_The task_: Pick every line from the data that holds the word "Wernstedt".

## begin Listed records

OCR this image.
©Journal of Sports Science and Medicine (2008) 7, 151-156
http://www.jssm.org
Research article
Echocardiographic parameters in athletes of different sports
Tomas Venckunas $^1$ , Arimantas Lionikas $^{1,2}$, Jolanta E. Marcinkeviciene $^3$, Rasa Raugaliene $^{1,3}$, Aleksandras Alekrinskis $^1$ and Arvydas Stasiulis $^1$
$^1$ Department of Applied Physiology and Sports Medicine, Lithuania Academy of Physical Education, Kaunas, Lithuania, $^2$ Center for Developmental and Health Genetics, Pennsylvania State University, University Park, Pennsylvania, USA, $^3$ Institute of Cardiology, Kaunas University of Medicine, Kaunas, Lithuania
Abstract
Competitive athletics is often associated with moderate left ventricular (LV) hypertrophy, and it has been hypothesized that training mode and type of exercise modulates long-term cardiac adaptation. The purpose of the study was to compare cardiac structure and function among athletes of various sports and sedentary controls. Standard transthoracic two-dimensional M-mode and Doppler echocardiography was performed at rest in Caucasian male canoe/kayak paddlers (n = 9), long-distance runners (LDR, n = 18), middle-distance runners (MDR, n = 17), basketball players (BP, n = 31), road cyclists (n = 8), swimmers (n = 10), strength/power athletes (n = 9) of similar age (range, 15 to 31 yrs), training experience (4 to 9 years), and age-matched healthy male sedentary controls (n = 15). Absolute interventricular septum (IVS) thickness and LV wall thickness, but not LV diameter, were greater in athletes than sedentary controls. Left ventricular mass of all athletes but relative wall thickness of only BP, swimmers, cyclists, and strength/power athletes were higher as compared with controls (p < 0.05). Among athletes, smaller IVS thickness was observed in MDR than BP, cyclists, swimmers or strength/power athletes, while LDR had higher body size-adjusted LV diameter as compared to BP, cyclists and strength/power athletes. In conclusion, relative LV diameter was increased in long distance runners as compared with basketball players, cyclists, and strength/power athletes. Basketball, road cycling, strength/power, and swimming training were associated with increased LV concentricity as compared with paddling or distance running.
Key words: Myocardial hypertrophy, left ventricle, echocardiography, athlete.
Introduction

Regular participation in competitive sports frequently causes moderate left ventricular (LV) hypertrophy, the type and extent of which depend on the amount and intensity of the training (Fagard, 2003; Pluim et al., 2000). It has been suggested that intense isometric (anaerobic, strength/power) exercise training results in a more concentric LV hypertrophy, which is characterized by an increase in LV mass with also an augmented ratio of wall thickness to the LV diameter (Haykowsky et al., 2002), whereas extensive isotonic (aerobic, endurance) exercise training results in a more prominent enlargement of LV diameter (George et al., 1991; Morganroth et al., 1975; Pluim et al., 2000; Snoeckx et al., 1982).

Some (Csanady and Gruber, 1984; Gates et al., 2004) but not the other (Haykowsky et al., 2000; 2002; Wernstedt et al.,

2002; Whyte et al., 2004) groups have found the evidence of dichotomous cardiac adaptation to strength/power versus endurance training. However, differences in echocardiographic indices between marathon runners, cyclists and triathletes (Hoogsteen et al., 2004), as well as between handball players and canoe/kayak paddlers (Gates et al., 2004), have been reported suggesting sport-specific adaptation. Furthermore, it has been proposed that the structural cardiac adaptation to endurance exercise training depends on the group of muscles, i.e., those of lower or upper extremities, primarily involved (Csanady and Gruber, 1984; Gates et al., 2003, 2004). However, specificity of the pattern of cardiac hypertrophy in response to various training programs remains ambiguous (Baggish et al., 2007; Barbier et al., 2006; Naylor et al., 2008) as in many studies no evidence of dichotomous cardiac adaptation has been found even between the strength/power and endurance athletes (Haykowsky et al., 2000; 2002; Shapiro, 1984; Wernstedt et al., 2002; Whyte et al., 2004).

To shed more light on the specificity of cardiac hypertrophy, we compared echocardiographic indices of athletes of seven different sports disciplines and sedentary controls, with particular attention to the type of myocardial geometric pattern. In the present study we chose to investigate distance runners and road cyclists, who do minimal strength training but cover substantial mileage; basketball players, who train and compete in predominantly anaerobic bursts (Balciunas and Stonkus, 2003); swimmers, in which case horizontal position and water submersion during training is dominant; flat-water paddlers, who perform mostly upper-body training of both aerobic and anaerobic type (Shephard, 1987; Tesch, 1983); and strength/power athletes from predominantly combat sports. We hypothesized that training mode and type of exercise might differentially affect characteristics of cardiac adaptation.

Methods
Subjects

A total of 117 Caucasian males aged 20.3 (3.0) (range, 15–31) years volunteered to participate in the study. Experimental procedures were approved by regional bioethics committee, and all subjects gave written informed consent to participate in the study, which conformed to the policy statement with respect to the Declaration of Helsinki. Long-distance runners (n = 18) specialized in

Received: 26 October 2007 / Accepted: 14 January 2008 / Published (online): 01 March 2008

## end Listed records

_Exercise response_:
Some (Csanady and Gruber, 1984; Gates et al., 2004) but not the other (Haykowsky et al., 2000; 2002; Wernstedt et al.,
2002; Whyte et al., 2004) groups have found the evidence of dichotomous cardiac adaptation to strength/power versus endurance training. However, differences in echocardiographic indices between marathon runners, cyclists and triathletes (Hoogsteen et al., 2004), as well as between handball players and canoe/kayak paddlers (Gates et al., 2004), have been reported suggesting sport-specific adaptation. Furthermore, it has been proposed that the structural cardiac adaptation to endurance exercise training depends on the group of muscles, i.e., those of lower or upper extremities, primarily involved (Csanady and Gruber, 1984; Gates et al., 2003, 2004). However, specificity of the pattern of cardiac hypertrophy in response to various training programs remains ambiguous (Baggish et al., 2007; Barbier et al., 2006; Naylor et al., 2008) as in many studies no evidence of dichotomous cardiac adaptation has been found even between the strength/power and endurance athletes (Haykowsky et al., 2000; 2002; Shapiro, 1984; Wernstedt et al., 2002; Whyte et al., 2004).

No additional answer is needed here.